== EXERCISE OBJECTIVE ==
Using the listing, copy each whole line that features "potential".

▽

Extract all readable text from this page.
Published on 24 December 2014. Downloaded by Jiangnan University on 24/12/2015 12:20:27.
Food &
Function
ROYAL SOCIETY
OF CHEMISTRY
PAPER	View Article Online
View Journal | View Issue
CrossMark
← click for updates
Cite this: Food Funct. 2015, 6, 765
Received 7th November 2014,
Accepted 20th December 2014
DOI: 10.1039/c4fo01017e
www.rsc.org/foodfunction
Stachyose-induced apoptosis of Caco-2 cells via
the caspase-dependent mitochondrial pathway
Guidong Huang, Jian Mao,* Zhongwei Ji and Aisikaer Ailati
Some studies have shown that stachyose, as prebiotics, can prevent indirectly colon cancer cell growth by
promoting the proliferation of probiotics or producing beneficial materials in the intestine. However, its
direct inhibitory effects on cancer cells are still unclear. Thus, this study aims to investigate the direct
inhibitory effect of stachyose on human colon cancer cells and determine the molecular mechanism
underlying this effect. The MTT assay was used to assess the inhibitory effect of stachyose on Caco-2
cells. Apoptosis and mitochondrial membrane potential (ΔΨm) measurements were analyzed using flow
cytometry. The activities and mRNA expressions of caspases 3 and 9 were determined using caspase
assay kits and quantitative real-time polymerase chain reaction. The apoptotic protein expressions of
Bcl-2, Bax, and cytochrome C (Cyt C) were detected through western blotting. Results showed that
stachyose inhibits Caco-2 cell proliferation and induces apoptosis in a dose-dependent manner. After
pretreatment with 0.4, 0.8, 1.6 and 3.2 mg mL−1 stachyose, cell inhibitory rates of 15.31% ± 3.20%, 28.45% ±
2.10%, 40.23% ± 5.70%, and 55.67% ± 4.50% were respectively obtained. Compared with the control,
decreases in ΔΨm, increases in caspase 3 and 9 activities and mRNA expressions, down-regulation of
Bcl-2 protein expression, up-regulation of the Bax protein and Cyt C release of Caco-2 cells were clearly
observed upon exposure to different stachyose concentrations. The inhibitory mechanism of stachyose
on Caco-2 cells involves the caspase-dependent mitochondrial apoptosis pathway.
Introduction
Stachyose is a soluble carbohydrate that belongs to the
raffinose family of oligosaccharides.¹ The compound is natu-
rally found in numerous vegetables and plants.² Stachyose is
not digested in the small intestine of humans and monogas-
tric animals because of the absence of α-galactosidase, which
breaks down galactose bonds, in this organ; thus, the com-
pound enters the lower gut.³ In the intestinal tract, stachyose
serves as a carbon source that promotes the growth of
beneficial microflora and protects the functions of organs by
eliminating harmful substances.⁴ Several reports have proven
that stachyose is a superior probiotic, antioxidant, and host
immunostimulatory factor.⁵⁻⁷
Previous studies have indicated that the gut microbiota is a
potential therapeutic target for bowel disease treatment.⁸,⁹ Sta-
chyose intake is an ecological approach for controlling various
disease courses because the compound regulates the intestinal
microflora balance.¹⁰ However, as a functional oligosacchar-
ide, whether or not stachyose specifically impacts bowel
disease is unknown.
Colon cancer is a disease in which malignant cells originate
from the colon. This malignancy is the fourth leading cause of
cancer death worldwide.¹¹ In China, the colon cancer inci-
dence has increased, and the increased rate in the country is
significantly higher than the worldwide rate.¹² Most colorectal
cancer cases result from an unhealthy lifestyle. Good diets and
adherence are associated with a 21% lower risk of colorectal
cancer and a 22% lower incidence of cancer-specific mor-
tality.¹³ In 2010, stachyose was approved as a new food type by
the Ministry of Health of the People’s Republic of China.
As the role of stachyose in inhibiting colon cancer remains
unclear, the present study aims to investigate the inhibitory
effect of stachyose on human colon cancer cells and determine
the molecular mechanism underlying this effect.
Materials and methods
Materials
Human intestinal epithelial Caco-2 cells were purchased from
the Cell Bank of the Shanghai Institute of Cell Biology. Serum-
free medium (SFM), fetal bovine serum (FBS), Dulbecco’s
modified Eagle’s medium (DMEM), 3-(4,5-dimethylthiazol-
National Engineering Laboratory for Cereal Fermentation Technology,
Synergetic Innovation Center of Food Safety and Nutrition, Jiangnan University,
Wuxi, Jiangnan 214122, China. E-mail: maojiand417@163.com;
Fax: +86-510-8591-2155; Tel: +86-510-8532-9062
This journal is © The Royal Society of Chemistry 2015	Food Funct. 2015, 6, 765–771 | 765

△

== TASK ANSWER ==
cells. Apoptosis and mitochondrial membrane potential (ΔΨm) measurements were analyzed using flow
potential therapeutic target for bowel disease treatment.⁸,⁹ Sta-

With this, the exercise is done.